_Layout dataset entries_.
===============

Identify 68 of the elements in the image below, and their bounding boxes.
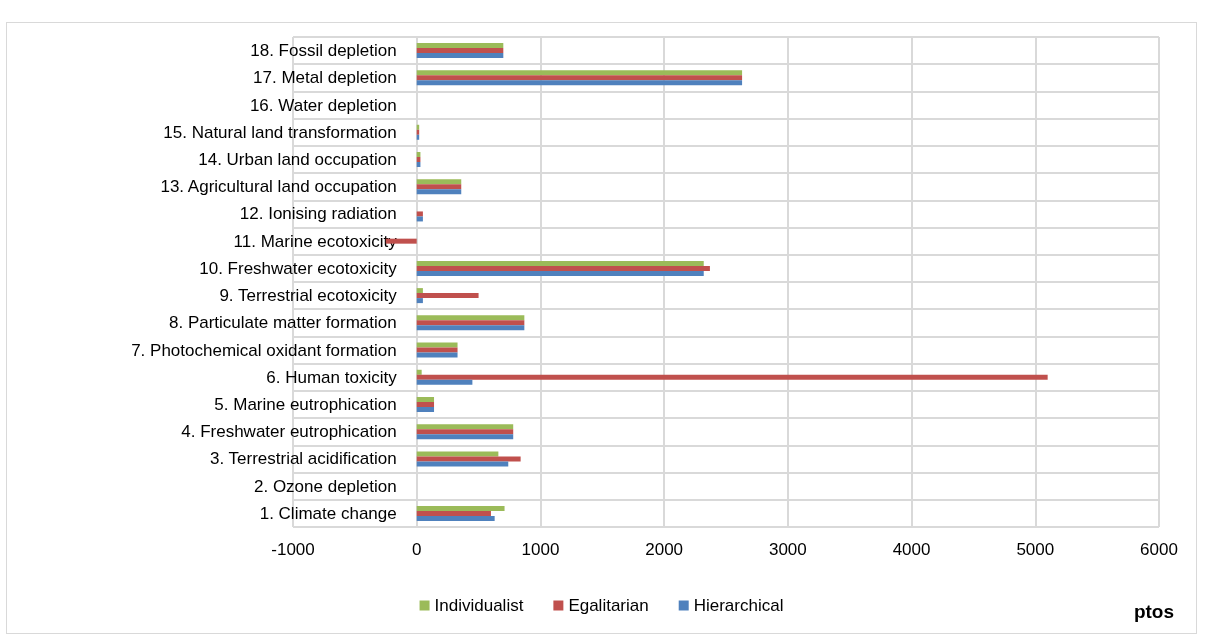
bar: [416, 374, 1048, 380]
bar: [416, 424, 514, 430]
y-tick-label: 10. Freshwater ecotoxicity: [199, 258, 398, 278]
bar: [416, 369, 422, 375]
bar: [416, 456, 521, 462]
y-tick-label: 1. Climate change: [259, 503, 397, 523]
bar: [416, 315, 525, 321]
bar: [416, 325, 525, 331]
y-tick-label: 7. Photochemical oxidant formation: [131, 340, 397, 360]
bar: [416, 379, 473, 385]
y-tick-label: 14. Urban land occupation: [198, 150, 397, 169]
x-tick-label: 5000: [1016, 540, 1055, 559]
y-tick-label: 5. Marine eutrophication: [214, 395, 397, 414]
legend-label: Individualist: [434, 596, 524, 615]
bar: [416, 211, 423, 217]
y-tick-label: 4. Freshwater eutrophication: [181, 422, 397, 442]
bar: [416, 515, 495, 521]
y-tick-label: 8. Particulate matter formation: [169, 313, 397, 333]
y-tick-label: 9. Terrestrial ecotoxicity: [219, 286, 398, 306]
bar: [416, 265, 710, 271]
bar: [416, 342, 458, 348]
bar: [416, 320, 525, 326]
bar: [416, 347, 458, 353]
x-tick-label: 3000: [768, 540, 807, 559]
y-tick-label: 13. Agricultural land occupation: [160, 177, 397, 197]
bar: [416, 402, 435, 407]
legend-label: Hierarchical: [693, 596, 784, 615]
y-tick-label: 6. Human toxicity: [266, 367, 398, 387]
bar: [416, 397, 435, 402]
y-tick-label: 17. Metal depletion: [253, 68, 397, 88]
y-tick-label: 16. Water depletion: [249, 95, 397, 115]
y-tick-label: 3. Terrestrial acidification: [209, 449, 397, 469]
bar: [416, 270, 704, 276]
bar: [416, 510, 491, 516]
bar: [416, 48, 504, 54]
bar: [416, 43, 504, 49]
x-tick-label: 2000: [645, 540, 684, 559]
bar: [416, 434, 514, 440]
y-tick-label: 15. Natural land transformation: [163, 122, 397, 142]
bar: [416, 80, 743, 86]
bar: [416, 260, 704, 266]
bar: [416, 461, 509, 467]
bar: [416, 75, 743, 81]
bar: [416, 407, 435, 412]
x-tick-label: 4000: [892, 540, 931, 559]
x-tick-label: 6000: [1140, 540, 1178, 559]
bar: [416, 70, 743, 76]
bar: [416, 189, 462, 195]
bar: [416, 505, 505, 511]
x-axis-title: ptos: [1133, 601, 1174, 622]
x-tick-label: 0: [411, 540, 422, 559]
y-tick-label: 11. Marine ecotoxicity: [233, 231, 398, 251]
y-tick-label: 12. Ionising radiation: [239, 204, 397, 224]
bar: [416, 288, 423, 294]
bar: [416, 216, 423, 222]
bar: [416, 298, 423, 304]
bar: [416, 179, 462, 185]
x-tick-label: 1000: [521, 540, 560, 559]
bar: [416, 429, 514, 435]
bar: [416, 451, 499, 457]
x-tick-label: -1000: [271, 540, 315, 559]
bar: [416, 293, 479, 299]
bar: [416, 184, 462, 190]
bar: [416, 53, 504, 59]
legend-label: Egalitarian: [568, 596, 649, 615]
y-tick-label: 2. Ozone depletion: [254, 476, 397, 496]
bar: [416, 352, 458, 358]
y-tick-label: 18. Fossil depletion: [250, 41, 397, 61]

===============

_STATED GOAL_. Copy every one of the lines above word for word, without the picture.

_TASK SOLUTION_.
Identify 68 of the elements in the image below, and their bounding boxes.
bar: [416, 374, 1048, 380]
bar: [416, 424, 514, 430]
y-tick-label: 10. Freshwater ecotoxicity: [199, 258, 398, 278]
bar: [416, 369, 422, 375]
bar: [416, 456, 521, 462]
y-tick-label: 1. Climate change: [259, 503, 397, 523]
bar: [416, 315, 525, 321]
bar: [416, 325, 525, 331]
y-tick-label: 7. Photochemical oxidant formation: [131, 340, 397, 360]
bar: [416, 379, 473, 385]
y-tick-label: 14. Urban land occupation: [198, 150, 397, 169]
x-tick-label: 5000: [1016, 540, 1055, 559]
y-tick-label: 5. Marine eutrophication: [214, 395, 397, 414]
legend-label: Individualist: [434, 596, 524, 615]
bar: [416, 211, 423, 217]
y-tick-label: 4. Freshwater eutrophication: [181, 422, 397, 442]
bar: [416, 515, 495, 521]
y-tick-label: 8. Particulate matter formation: [169, 313, 397, 333]
y-tick-label: 9. Terrestrial ecotoxicity: [219, 286, 398, 306]
bar: [416, 265, 710, 271]
bar: [416, 342, 458, 348]
bar: [416, 320, 525, 326]
bar: [416, 347, 458, 353]
x-tick-label: 3000: [768, 540, 807, 559]
y-tick-label: 13. Agricultural land occupation: [160, 177, 397, 197]
bar: [416, 402, 435, 407]
legend-label: Hierarchical: [693, 596, 784, 615]
y-tick-label: 6. Human toxicity: [266, 367, 398, 387]
bar: [416, 397, 435, 402]
y-tick-label: 17. Metal depletion: [253, 68, 397, 88]
y-tick-label: 16. Water depletion: [249, 95, 397, 115]
y-tick-label: 3. Terrestrial acidification: [209, 449, 397, 469]
bar: [416, 270, 704, 276]
bar: [416, 510, 491, 516]
bar: [416, 48, 504, 54]
bar: [416, 43, 504, 49]
x-tick-label: 2000: [645, 540, 684, 559]
bar: [416, 434, 514, 440]
y-tick-label: 15. Natural land transformation: [163, 122, 397, 142]
bar: [416, 80, 743, 86]
bar: [416, 260, 704, 266]
bar: [416, 461, 509, 467]
bar: [416, 75, 743, 81]
bar: [416, 407, 435, 412]
x-tick-label: 4000: [892, 540, 931, 559]
x-tick-label: 6000: [1140, 540, 1178, 559]
bar: [416, 70, 743, 76]
bar: [416, 189, 462, 195]
bar: [416, 505, 505, 511]
x-axis-title: ptos: [1133, 601, 1174, 622]
x-tick-label: 0: [411, 540, 422, 559]
y-tick-label: 11. Marine ecotoxicity: [233, 231, 398, 251]
y-tick-label: 12. Ionising radiation: [239, 204, 397, 224]
bar: [416, 288, 423, 294]
bar: [416, 216, 423, 222]
bar: [416, 298, 423, 304]
bar: [416, 179, 462, 185]
x-tick-label: 1000: [521, 540, 560, 559]
bar: [416, 429, 514, 435]
bar: [416, 451, 499, 457]
x-tick-label: -1000: [271, 540, 315, 559]
bar: [416, 293, 479, 299]
bar: [416, 184, 462, 190]
bar: [416, 53, 504, 59]
legend-label: Egalitarian: [568, 596, 649, 615]
y-tick-label: 2. Ozone depletion: [254, 476, 397, 496]
bar: [416, 352, 458, 358]
y-tick-label: 18. Fossil depletion: [250, 41, 397, 61]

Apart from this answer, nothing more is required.